● **WHAT TO DO**
Continue the article on California home sales from the point where it stops, before the entries that follow it.

● **DOCUMENT EXTRACT**
=== Section Start ===
Inman

Price drops spark California home sales

Southern California home sales jumped 26.9 percent and San Francisco Bay Area home sales rose 12.3 percent in November compared to the same month last year — while median prices plunged 34.5 percent and 44.4 percent, respectively.

That’s according to data released this week by real estate research company DataQuick Information Systems.

The sharpest San Francisco-area sales rise was in Contra Costa County, with sales leaping 61.9 percent year-over-year in November. That county also experienced the region’s largest slide in the median sale price of all new and resale homes and condos — down 44.4 percent.

John Walsh, DataQuick president, noted that the "near free-fall" in the Bay Area’s median price "certainly doesn’t mean every home has seen its value plummet that far. The median measures what is selling in the region, and recently the hottest sellers have been discounted, distressed homes, mainly inland." He also noted that coastal and move-up markets have shown more signs of "price weakness" and "sluggish" sales.

San Francisco had the largest sales slide in the Bay Area region (down 29 percent year-over-year in November), and also had the lowest decline in median price (down 20.5 percent).
=== Section End ===
● **PROVIDED MATERIAL**
=== Section Start ===
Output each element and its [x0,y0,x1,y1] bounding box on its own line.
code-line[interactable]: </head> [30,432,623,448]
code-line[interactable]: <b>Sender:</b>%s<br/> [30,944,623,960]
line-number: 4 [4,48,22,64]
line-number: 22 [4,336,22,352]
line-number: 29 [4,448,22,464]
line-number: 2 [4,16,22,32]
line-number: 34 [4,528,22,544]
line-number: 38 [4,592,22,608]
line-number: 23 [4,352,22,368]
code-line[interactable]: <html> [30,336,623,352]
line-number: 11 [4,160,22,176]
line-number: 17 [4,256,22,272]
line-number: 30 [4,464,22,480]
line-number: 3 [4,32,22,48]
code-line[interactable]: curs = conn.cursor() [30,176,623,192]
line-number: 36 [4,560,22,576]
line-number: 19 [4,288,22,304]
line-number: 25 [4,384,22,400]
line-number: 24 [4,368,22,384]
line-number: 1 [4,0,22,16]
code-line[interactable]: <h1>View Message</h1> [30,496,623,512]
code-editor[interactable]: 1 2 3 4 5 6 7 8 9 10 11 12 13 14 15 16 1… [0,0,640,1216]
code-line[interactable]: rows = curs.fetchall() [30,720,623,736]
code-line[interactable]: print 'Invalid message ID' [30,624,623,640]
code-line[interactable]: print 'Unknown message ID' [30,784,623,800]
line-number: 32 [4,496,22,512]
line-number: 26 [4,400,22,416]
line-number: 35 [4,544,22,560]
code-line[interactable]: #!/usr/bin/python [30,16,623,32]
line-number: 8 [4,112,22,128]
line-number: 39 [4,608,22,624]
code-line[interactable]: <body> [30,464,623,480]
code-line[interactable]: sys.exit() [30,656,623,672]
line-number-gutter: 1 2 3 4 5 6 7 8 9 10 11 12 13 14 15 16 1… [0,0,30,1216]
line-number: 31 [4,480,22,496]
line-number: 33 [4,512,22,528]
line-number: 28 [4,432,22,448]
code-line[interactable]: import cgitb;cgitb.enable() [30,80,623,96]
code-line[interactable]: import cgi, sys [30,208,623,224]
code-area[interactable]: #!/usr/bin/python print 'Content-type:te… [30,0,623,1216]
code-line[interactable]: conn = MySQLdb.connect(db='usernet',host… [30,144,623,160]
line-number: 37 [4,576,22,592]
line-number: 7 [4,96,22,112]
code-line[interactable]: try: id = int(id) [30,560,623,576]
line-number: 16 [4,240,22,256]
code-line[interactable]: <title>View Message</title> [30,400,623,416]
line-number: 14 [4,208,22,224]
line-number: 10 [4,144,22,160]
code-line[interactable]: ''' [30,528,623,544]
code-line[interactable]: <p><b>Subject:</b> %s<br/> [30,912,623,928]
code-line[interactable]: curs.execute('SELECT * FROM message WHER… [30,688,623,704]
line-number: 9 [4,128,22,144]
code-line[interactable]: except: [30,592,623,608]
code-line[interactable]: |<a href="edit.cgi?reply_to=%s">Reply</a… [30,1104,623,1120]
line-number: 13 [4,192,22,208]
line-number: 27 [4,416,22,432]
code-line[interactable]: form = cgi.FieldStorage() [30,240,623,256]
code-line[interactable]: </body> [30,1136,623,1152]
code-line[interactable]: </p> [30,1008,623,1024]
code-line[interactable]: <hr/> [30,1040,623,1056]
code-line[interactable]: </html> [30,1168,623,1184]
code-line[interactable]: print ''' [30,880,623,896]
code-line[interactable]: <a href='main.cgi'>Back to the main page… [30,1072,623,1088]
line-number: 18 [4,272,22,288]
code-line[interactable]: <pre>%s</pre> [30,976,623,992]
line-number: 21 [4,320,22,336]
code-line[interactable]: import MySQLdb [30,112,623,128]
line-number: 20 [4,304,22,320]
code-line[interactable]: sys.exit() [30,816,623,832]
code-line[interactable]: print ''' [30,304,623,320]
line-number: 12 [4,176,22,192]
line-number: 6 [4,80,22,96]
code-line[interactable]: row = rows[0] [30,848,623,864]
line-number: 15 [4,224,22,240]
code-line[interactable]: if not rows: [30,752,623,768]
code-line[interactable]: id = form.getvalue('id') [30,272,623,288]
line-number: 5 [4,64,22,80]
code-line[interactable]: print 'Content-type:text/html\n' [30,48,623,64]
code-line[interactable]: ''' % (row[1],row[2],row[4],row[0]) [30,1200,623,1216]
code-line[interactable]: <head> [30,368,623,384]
=== Section End ===
● **RESPONSE TO THE TASK**
Among six Southern California counties tracked in the monthly DataQuick report, Orange County had the largest year-over-year sales spike (up 38.9 percent) while San Bernardino had the most substantial price decline, at 43.9 percent.

Southern California sales rose the least in Los Angeles County (up 12.7 percent), while prices dropped the least in San Diego (down 30.7 percent).

The use of government-insured FHA mortgages rose to 20.6 percent of all home-purchase loans in November in the San Francisco region — a new record, and up from less than 1 percent in November 2007. The typical monthly mortgage payment that the region’s buyers committed themselves to paying was $1,625 in November, down from $2,963 in November 2007.

In Southern California, sales of foreclosure resale homes ranged from 44.1 percent of all resale home sales in Los Angeles County to 70.4 percent in Riverside County, DataQuick reported. And during the past three months, sales of foreclosure properties have accounted for about half of all sales of resale homes.

The typical monthly mortgage payment that Southern California buyers committed to paying was $1,323 in November, down from $2,049 in November 2007.